» Problem statement:
Within the records below, find each line that holds the string "synthesised", then copy it.

» Records shown:
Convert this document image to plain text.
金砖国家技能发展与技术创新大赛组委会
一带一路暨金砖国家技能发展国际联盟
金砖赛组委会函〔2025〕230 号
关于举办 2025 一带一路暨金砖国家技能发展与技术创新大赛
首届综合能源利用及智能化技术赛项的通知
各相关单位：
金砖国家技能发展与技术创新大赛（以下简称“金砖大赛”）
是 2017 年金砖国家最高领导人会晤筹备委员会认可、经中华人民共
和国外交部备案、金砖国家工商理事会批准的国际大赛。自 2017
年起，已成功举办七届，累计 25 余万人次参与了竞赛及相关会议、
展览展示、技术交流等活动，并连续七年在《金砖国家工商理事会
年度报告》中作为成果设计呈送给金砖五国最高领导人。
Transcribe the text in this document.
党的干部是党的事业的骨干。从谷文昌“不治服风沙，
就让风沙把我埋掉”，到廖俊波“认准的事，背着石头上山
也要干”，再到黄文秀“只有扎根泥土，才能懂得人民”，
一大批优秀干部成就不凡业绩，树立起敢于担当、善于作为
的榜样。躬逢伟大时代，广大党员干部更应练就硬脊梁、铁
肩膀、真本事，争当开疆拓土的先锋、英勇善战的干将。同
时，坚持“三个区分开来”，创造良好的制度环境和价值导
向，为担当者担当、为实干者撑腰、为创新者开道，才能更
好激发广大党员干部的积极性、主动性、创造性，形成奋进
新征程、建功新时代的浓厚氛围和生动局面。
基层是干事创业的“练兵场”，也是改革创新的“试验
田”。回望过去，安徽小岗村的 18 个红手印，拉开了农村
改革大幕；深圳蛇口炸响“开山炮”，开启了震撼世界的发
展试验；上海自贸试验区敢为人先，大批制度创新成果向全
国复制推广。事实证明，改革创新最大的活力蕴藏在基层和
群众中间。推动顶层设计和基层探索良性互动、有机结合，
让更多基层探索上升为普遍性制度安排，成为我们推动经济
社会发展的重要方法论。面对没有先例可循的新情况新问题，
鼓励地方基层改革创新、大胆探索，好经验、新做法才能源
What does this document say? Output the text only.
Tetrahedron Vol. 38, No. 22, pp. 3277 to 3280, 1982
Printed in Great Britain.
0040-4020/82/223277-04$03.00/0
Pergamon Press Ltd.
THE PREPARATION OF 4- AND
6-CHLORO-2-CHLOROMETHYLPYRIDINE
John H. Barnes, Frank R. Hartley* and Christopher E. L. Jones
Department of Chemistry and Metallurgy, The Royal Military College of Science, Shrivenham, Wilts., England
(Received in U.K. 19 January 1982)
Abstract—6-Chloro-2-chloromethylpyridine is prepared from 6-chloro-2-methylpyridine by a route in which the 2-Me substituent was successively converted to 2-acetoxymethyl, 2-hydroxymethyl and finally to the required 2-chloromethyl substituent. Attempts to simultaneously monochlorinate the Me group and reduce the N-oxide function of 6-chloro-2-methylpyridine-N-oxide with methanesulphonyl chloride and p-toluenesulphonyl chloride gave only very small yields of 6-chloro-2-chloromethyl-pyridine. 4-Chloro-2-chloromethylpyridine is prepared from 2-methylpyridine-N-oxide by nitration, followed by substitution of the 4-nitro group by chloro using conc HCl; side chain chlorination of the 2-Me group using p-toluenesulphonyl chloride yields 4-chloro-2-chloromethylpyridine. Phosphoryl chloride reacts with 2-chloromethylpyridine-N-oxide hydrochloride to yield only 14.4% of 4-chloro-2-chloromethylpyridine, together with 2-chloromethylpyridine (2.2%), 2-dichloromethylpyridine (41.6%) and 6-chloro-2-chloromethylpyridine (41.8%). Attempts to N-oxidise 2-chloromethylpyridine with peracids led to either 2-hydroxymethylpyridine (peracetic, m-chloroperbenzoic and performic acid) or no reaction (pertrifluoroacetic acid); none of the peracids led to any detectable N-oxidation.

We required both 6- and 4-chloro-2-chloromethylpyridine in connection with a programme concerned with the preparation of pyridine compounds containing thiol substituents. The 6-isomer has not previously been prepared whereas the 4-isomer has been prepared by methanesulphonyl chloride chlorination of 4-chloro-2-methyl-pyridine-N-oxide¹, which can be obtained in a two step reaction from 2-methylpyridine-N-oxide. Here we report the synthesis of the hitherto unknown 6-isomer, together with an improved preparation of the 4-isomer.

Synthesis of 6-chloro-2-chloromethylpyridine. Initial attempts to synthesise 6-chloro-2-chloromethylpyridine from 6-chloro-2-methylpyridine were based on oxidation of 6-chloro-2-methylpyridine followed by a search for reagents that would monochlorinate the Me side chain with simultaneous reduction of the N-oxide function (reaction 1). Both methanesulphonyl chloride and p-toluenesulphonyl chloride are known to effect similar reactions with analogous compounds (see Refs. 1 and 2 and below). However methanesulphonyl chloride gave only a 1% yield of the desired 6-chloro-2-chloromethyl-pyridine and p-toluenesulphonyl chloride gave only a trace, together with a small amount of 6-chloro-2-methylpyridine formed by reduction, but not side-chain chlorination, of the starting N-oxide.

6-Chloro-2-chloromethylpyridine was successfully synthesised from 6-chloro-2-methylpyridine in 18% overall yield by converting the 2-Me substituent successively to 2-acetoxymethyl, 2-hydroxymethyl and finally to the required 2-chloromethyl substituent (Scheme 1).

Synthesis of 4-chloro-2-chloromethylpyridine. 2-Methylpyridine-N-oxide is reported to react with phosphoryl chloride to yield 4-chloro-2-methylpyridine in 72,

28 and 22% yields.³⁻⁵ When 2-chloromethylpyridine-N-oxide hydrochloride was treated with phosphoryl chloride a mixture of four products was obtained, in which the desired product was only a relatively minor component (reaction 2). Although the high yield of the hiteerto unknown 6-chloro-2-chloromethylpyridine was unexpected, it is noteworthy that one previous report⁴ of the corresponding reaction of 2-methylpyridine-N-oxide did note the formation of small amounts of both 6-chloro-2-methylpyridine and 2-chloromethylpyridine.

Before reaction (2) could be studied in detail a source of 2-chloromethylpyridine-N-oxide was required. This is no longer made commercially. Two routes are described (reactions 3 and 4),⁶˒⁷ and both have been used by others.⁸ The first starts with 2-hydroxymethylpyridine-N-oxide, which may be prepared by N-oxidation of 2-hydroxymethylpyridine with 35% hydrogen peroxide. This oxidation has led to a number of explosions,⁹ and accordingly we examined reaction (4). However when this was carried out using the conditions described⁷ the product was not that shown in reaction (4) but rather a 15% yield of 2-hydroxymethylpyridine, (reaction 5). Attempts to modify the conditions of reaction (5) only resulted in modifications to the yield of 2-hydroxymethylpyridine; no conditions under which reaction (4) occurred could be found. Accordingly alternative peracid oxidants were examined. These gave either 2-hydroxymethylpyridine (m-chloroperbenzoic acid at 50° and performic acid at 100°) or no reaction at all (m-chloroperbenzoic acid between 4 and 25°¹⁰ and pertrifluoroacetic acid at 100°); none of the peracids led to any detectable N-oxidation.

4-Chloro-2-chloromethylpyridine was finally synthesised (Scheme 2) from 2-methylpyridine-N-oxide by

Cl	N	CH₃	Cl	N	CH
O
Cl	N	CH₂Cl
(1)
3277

» Response:
6-Chloro-2-chloromethylpyridine was successfully synthesised from 6-chloro-2-methylpyridine in 18% overall yield by converting the 2-Me substituent successively to 2-acetoxymethyl, 2-hydroxymethyl and finally to the required 2-chloromethyl substituent (Scheme 1).
4-Chloro-2-chloromethylpyridine was finally synthesised (Scheme 2) from 2-methylpyridine-N-oxide by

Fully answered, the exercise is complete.